## SHORT EXERCISE
Go through the material below and count the lines with the string "primer"; the number is the whole answer.

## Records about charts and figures
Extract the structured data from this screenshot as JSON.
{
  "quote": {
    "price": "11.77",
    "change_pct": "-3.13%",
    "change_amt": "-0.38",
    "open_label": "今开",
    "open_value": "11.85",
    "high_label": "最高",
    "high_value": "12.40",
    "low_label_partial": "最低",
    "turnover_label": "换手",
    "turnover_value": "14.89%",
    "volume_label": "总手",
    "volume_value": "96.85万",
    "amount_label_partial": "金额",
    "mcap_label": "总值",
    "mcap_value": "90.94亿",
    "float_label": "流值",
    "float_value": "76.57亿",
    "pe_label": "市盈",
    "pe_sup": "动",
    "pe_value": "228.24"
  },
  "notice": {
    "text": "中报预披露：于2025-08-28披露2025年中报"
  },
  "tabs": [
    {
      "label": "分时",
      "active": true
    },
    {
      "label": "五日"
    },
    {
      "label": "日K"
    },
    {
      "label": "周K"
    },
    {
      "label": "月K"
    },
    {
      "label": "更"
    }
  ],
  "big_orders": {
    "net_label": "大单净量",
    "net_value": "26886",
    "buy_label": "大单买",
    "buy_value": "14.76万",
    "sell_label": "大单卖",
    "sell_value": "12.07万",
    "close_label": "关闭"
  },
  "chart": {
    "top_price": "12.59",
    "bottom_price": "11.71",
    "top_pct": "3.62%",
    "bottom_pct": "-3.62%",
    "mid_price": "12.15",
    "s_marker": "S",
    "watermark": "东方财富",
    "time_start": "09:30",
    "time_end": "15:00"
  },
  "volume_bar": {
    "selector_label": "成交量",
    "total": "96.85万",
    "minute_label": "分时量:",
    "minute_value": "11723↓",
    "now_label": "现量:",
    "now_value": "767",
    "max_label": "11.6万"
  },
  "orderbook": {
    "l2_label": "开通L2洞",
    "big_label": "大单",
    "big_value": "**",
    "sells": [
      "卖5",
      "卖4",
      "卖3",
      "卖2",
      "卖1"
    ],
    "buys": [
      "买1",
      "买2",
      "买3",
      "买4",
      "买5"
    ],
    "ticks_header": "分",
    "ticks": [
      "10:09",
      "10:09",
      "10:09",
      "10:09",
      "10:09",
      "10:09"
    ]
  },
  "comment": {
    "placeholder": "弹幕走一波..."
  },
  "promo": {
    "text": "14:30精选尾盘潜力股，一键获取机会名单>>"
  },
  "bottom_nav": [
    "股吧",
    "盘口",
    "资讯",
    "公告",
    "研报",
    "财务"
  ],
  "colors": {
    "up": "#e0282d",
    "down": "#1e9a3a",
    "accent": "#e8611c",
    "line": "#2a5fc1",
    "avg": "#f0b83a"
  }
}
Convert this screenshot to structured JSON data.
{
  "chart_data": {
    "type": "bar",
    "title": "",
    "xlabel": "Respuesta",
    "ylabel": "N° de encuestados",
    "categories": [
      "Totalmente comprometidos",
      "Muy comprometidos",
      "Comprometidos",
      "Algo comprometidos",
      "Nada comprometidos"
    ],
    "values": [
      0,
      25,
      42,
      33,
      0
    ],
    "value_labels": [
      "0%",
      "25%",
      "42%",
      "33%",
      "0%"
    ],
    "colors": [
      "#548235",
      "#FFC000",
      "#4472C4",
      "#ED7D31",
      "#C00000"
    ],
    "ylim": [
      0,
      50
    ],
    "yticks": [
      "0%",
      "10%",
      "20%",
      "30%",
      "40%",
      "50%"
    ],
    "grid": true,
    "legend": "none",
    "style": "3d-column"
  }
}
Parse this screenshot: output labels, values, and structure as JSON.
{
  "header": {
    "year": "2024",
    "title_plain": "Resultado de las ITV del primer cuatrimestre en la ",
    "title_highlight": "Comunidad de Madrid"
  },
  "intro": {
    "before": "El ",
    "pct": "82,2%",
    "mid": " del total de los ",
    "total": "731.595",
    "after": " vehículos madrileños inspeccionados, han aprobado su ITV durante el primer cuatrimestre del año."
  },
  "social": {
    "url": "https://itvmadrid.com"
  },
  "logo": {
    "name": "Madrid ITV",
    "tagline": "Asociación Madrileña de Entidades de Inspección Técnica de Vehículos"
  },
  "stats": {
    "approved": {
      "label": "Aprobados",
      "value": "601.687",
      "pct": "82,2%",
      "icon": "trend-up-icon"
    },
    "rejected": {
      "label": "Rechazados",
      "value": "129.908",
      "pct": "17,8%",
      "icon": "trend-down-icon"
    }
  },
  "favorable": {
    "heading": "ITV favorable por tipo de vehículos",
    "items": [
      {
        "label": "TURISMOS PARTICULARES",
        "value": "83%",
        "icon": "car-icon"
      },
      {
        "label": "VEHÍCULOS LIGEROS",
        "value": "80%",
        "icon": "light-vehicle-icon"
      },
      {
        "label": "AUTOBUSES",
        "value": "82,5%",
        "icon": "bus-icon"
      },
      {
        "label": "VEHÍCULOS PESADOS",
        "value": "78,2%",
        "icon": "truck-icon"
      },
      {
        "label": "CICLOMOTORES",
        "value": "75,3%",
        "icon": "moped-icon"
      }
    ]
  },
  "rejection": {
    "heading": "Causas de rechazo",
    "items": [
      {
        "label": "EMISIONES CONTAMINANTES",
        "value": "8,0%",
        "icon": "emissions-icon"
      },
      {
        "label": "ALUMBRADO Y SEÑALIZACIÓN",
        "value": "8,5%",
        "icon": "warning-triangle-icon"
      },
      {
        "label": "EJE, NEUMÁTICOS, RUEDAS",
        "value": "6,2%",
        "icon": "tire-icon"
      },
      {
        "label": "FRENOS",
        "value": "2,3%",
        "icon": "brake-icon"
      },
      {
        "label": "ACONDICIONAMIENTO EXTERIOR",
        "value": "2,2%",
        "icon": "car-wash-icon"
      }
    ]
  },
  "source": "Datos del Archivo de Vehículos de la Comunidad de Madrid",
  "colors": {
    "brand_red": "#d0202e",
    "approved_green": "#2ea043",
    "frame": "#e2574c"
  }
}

## SOLUTION FOR THIS EXERCISE
2